#### Aim of the exercise:
Each line below should be retyped exactly, with no pictures.

Records excerpted from a collection
-=-=-=-=-
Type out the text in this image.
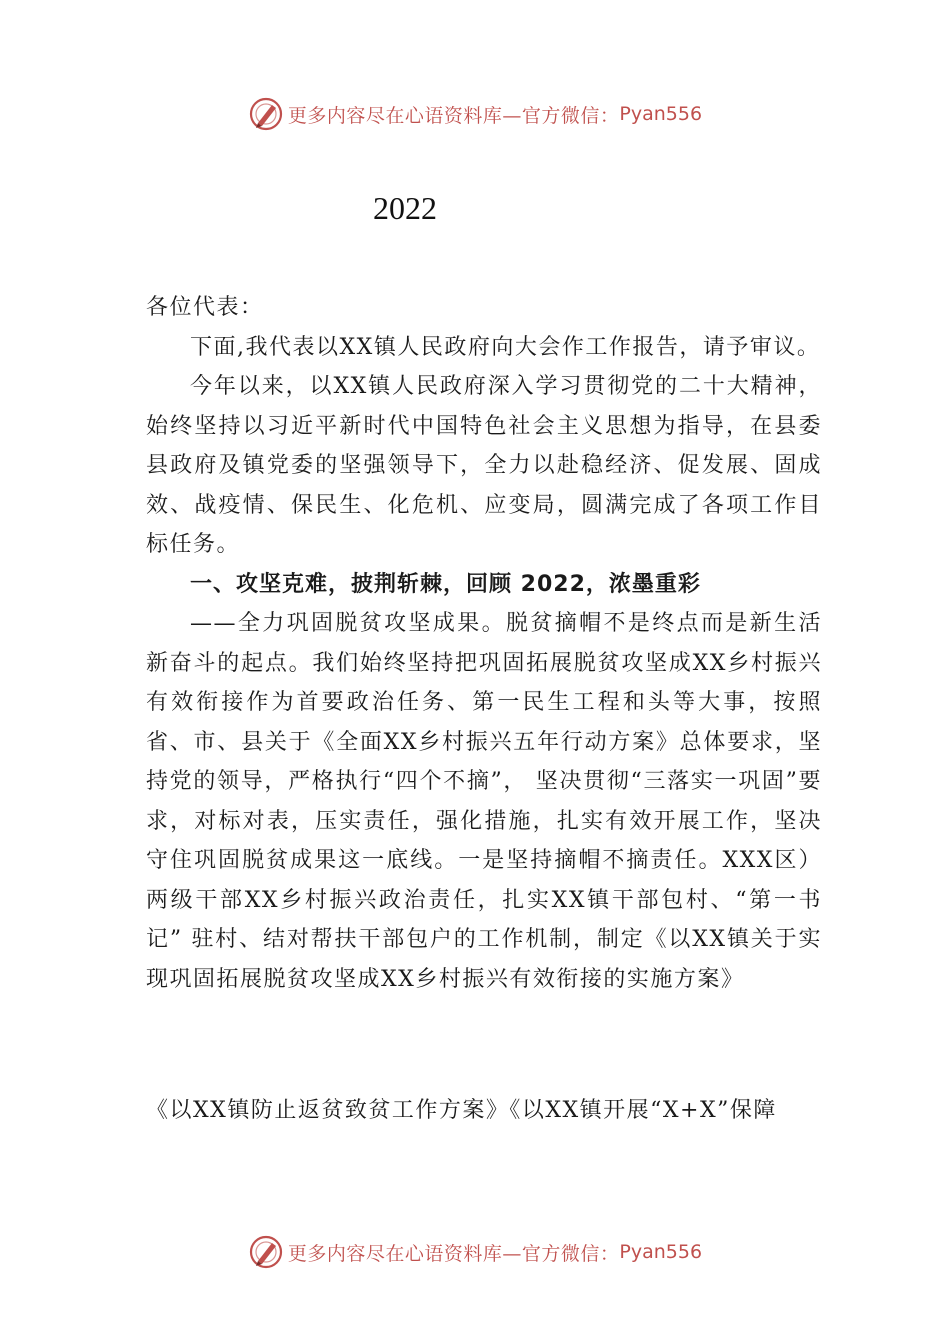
更多内容尽在心语资料库—官方微信： Pyan556
2022

各位代表：

下面,我代表以XX镇人民政府向大会作工作报告，请予审议。

今年以来，以XX镇人民政府深入学习贯彻党的二十大精神，始终坚持以习近平新时代中国特色社会主义思想为指导，在县委县政府及镇党委的坚强领导下，全力以赴稳经济、促发展、固成效、战疫情、保民生、化危机、应变局，圆满完成了各项工作目标任务。

一、攻坚克难，披荆斩棘，回顾 2022，浓墨重彩

——全力巩固脱贫攻坚成果。脱贫摘帽不是终点而是新生活新奋斗的起点。我们始终坚持把巩固拓展脱贫攻坚成XX乡村振兴有效衔接作为首要政治任务、第一民生工程和头等大事，按照省、市、县关于《全面XX乡村振兴五年行动方案》总体要求，坚持党的领导，严格执行“四个不摘”， 坚决贯彻“三落实一巩固”要求，对标对表，压实责任，强化措施，扎实有效开展工作，坚决守住巩固脱贫成果这一底线。一是坚持摘帽不摘责任。XXX区）两级干部XX乡村振兴政治责任，扎实XX镇干部包村、“第一书记” 驻村、结对帮扶干部包户的工作机制，制定《以XX镇关于实现巩固拓展脱贫攻坚成XX乡村振兴有效衔接的实施方案》

《以XX镇防止返贫致贫工作方案》《以XX镇开展“X+X”保障

更多内容尽在心语资料库—官方微信： Pyan556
-=-=-=-=-
#### Problem solution:
Type out the text in this image.
更多内容尽在心语资料库—官方微信： Pyan556
2022

各位代表：

下面,我代表以XX镇人民政府向大会作工作报告，请予审议。

今年以来，以XX镇人民政府深入学习贯彻党的二十大精神，始终坚持以习近平新时代中国特色社会主义思想为指导，在县委县政府及镇党委的坚强领导下，全力以赴稳经济、促发展、固成效、战疫情、保民生、化危机、应变局，圆满完成了各项工作目标任务。

一、攻坚克难，披荆斩棘，回顾 2022，浓墨重彩

——全力巩固脱贫攻坚成果。脱贫摘帽不是终点而是新生活新奋斗的起点。我们始终坚持把巩固拓展脱贫攻坚成XX乡村振兴有效衔接作为首要政治任务、第一民生工程和头等大事，按照省、市、县关于《全面XX乡村振兴五年行动方案》总体要求，坚持党的领导，严格执行“四个不摘”， 坚决贯彻“三落实一巩固”要求，对标对表，压实责任，强化措施，扎实有效开展工作，坚决守住巩固脱贫成果这一底线。一是坚持摘帽不摘责任。XXX区）两级干部XX乡村振兴政治责任，扎实XX镇干部包村、“第一书记” 驻村、结对帮扶干部包户的工作机制，制定《以XX镇关于实现巩固拓展脱贫攻坚成XX乡村振兴有效衔接的实施方案》

《以XX镇防止返贫致贫工作方案》《以XX镇开展“X+X”保障

更多内容尽在心语资料库—官方微信： Pyan556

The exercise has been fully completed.